#### [THE REQUEST]
Your task is to transcribe the data in full.

# # # # #

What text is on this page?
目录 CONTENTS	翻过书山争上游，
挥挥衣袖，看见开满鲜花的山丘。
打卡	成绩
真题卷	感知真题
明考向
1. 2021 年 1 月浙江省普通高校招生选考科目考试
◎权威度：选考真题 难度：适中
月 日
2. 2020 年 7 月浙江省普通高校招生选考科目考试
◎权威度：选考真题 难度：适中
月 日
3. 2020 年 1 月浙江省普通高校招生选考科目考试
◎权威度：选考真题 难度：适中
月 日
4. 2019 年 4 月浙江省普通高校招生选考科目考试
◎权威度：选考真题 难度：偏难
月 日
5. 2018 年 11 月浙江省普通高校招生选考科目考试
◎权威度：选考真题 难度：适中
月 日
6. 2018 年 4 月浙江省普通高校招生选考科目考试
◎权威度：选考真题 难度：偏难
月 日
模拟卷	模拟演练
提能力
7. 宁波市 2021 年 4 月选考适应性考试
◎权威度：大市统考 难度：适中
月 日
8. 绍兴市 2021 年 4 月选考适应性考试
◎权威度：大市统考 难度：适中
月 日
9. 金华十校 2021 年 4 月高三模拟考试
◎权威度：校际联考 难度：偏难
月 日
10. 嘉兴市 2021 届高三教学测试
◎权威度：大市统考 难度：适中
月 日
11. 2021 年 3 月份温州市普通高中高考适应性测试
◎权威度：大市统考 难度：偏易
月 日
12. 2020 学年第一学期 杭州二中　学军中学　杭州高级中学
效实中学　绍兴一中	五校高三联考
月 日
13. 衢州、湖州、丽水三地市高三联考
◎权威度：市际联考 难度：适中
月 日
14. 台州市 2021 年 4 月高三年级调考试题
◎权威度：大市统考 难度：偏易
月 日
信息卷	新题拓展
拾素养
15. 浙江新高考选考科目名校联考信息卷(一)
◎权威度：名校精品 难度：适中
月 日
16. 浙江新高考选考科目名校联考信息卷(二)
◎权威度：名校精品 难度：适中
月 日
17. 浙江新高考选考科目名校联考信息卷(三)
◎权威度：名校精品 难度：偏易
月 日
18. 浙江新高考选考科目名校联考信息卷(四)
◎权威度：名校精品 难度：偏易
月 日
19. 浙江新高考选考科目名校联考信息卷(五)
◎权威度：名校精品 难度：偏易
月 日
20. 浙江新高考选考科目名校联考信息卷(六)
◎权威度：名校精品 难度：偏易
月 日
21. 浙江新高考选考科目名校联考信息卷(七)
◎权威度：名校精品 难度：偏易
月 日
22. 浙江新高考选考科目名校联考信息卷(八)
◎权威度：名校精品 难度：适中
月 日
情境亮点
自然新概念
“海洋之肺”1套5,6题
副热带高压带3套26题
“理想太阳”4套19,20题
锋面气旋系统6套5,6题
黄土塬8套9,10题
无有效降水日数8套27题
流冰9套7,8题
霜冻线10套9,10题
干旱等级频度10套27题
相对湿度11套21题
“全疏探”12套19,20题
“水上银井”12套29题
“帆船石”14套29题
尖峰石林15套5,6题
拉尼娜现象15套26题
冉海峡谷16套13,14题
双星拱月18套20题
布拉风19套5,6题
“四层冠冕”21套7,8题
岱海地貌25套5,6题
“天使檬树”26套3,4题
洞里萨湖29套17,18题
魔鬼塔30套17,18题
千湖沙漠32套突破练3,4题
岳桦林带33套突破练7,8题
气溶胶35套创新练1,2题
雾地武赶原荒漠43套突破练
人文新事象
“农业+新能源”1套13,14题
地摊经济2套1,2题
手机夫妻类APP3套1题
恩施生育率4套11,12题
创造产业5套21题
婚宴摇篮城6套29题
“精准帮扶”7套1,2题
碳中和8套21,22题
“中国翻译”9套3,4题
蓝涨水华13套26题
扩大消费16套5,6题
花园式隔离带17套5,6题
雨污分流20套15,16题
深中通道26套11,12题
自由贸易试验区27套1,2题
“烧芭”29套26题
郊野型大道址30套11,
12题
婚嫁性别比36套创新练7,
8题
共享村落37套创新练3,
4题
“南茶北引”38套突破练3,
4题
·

# # # # #

#### [FINISHED TASK]
What text is on this page?
目录 CONTENTS	翻过书山争上游，
挥挥衣袖，看见开满鲜花的山丘。
打卡	成绩
真题卷	感知真题
明考向
1. 2021 年 1 月浙江省普通高校招生选考科目考试
◎权威度：选考真题 难度：适中
月 日
2. 2020 年 7 月浙江省普通高校招生选考科目考试
◎权威度：选考真题 难度：适中
月 日
3. 2020 年 1 月浙江省普通高校招生选考科目考试
◎权威度：选考真题 难度：适中
月 日
4. 2019 年 4 月浙江省普通高校招生选考科目考试
◎权威度：选考真题 难度：偏难
月 日
5. 2018 年 11 月浙江省普通高校招生选考科目考试
◎权威度：选考真题 难度：适中
月 日
6. 2018 年 4 月浙江省普通高校招生选考科目考试
◎权威度：选考真题 难度：偏难
月 日
模拟卷	模拟演练
提能力
7. 宁波市 2021 年 4 月选考适应性考试
◎权威度：大市统考 难度：适中
月 日
8. 绍兴市 2021 年 4 月选考适应性考试
◎权威度：大市统考 难度：适中
月 日
9. 金华十校 2021 年 4 月高三模拟考试
◎权威度：校际联考 难度：偏难
月 日
10. 嘉兴市 2021 届高三教学测试
◎权威度：大市统考 难度：适中
月 日
11. 2021 年 3 月份温州市普通高中高考适应性测试
◎权威度：大市统考 难度：偏易
月 日
12. 2020 学年第一学期 杭州二中　学军中学　杭州高级中学
效实中学　绍兴一中	五校高三联考
月 日
13. 衢州、湖州、丽水三地市高三联考
◎权威度：市际联考 难度：适中
月 日
14. 台州市 2021 年 4 月高三年级调考试题
◎权威度：大市统考 难度：偏易
月 日
信息卷	新题拓展
拾素养
15. 浙江新高考选考科目名校联考信息卷(一)
◎权威度：名校精品 难度：适中
月 日
16. 浙江新高考选考科目名校联考信息卷(二)
◎权威度：名校精品 难度：适中
月 日
17. 浙江新高考选考科目名校联考信息卷(三)
◎权威度：名校精品 难度：偏易
月 日
18. 浙江新高考选考科目名校联考信息卷(四)
◎权威度：名校精品 难度：偏易
月 日
19. 浙江新高考选考科目名校联考信息卷(五)
◎权威度：名校精品 难度：偏易
月 日
20. 浙江新高考选考科目名校联考信息卷(六)
◎权威度：名校精品 难度：偏易
月 日
21. 浙江新高考选考科目名校联考信息卷(七)
◎权威度：名校精品 难度：偏易
月 日
22. 浙江新高考选考科目名校联考信息卷(八)
◎权威度：名校精品 难度：适中
月 日
情境亮点
自然新概念
“海洋之肺”1套5,6题
副热带高压带3套26题
“理想太阳”4套19,20题
锋面气旋系统6套5,6题
黄土塬8套9,10题
无有效降水日数8套27题
流冰9套7,8题
霜冻线10套9,10题
干旱等级频度10套27题
相对湿度11套21题
“全疏探”12套19,20题
“水上银井”12套29题
“帆船石”14套29题
尖峰石林15套5,6题
拉尼娜现象15套26题
冉海峡谷16套13,14题
双星拱月18套20题
布拉风19套5,6题
“四层冠冕”21套7,8题
岱海地貌25套5,6题
“天使檬树”26套3,4题
洞里萨湖29套17,18题
魔鬼塔30套17,18题
千湖沙漠32套突破练3,4题
岳桦林带33套突破练7,8题
气溶胶35套创新练1,2题
雾地武赶原荒漠43套突破练
人文新事象
“农业+新能源”1套13,14题
地摊经济2套1,2题
手机夫妻类APP3套1题
恩施生育率4套11,12题
创造产业5套21题
婚宴摇篮城6套29题
“精准帮扶”7套1,2题
碳中和8套21,22题
“中国翻译”9套3,4题
蓝涨水华13套26题
扩大消费16套5,6题
花园式隔离带17套5,6题
雨污分流20套15,16题
深中通道26套11,12题
自由贸易试验区27套1,2题
“烧芭”29套26题
郊野型大道址30套11,
12题
婚嫁性别比36套创新练7,
8题
共享村落37套创新练3,
4题
“南茶北引”38套突破练3,
4题
·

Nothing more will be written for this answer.